■ Input rows ■
::::::

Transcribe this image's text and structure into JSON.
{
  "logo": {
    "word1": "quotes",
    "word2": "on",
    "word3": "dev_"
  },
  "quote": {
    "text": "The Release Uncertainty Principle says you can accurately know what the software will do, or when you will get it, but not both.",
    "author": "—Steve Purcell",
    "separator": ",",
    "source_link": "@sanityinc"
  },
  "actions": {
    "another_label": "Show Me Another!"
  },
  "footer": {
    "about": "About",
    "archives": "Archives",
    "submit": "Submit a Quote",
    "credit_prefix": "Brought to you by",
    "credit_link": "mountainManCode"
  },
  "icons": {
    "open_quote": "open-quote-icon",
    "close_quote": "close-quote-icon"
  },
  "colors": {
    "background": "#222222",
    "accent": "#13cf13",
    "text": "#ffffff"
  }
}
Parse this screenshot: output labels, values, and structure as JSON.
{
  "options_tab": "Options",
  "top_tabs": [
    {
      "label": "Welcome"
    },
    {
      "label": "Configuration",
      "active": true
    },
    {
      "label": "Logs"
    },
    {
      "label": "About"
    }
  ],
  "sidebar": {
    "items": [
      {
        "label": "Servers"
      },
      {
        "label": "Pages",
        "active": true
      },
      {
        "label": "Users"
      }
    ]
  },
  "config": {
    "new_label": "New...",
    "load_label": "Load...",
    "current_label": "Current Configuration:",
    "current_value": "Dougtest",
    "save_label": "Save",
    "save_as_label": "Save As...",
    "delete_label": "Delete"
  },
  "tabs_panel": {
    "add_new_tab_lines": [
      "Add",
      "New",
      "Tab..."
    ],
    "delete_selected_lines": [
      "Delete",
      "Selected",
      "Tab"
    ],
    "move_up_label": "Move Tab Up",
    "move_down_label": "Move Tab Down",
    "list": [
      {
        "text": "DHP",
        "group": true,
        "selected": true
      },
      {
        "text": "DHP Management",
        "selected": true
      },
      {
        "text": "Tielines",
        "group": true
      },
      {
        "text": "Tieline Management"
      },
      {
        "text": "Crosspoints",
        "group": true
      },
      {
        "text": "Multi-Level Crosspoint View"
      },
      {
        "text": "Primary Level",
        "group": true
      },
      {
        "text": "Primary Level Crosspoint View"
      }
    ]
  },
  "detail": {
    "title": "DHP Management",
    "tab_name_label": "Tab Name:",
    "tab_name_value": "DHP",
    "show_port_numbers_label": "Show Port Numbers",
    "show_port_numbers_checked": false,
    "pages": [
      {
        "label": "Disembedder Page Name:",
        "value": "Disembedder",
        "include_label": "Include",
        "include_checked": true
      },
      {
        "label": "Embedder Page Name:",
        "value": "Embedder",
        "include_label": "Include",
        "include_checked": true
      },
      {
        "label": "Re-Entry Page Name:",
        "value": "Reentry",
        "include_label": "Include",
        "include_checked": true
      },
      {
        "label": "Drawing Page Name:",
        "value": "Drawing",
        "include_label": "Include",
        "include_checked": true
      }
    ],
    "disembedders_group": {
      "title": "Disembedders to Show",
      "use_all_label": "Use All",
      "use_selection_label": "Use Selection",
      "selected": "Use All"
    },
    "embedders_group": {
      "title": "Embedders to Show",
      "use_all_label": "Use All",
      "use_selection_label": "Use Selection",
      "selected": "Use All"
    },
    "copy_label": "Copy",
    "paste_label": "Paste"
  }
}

::::::

■ Exercise instructions ■
List the lines of the material in which the word "Save" occurs.

■ Task solution ■
    "save_label": "Save",
    "save_as_label": "Save As...",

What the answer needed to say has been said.